# [DIRECTIONS]
Find the string "Prevention" in the entries and copy each line that has it.

# [GIVEN DATA]
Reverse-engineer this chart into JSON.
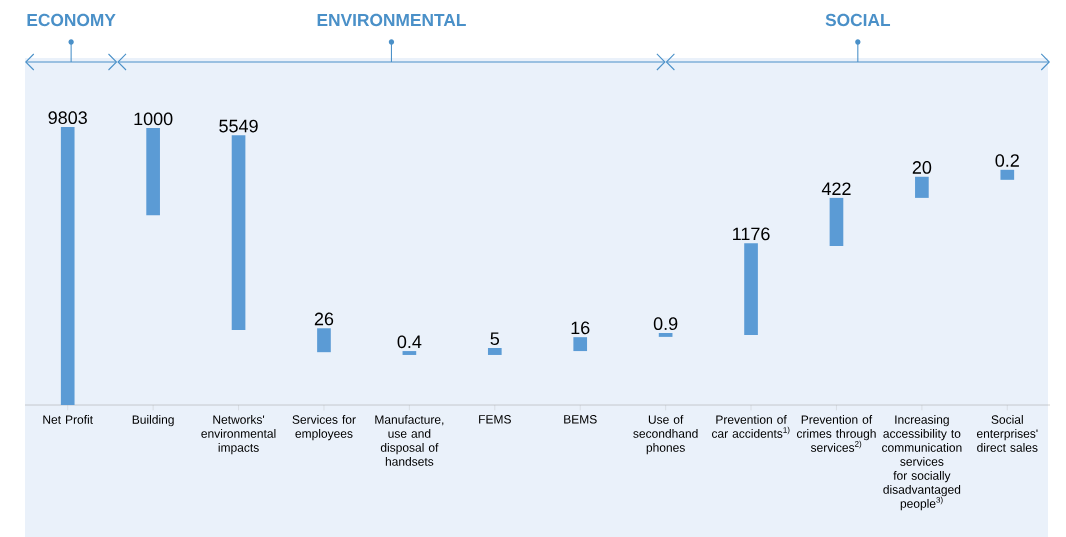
{
  "chart_data": {
    "type": "other",
    "color": "#5b9bd5",
    "data_labels": true,
    "categories": [
      "Net Profit",
      "Building",
      "Networks' environmental impacts",
      "Services for employees",
      "Manufacture, use and disposal of handsets",
      "FEMS",
      "BEMS",
      "Use of secondhand phones",
      "Prevention of car accidents$^{1)}$",
      "Prevention of crimes through services$^{2)}$",
      "Increasing accessibility to communication services for socially disadvantaged people$^{3)}$",
      "Social enterprises' direct sales"
    ],
    "values": [
      9803,
      1000,
      5549,
      26,
      0.4,
      5,
      16,
      0.9,
      1176,
      422,
      20,
      0.2
    ],
    "annotations": [
      "ECONOMY",
      "ENVIRONMENTAL",
      "SOCIAL"
    ]
  }
}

# [WRITTEN RESPONSE]
      "Prevention of car accidents$^{1)}$",
      "Prevention of crimes through services$^{2)}$",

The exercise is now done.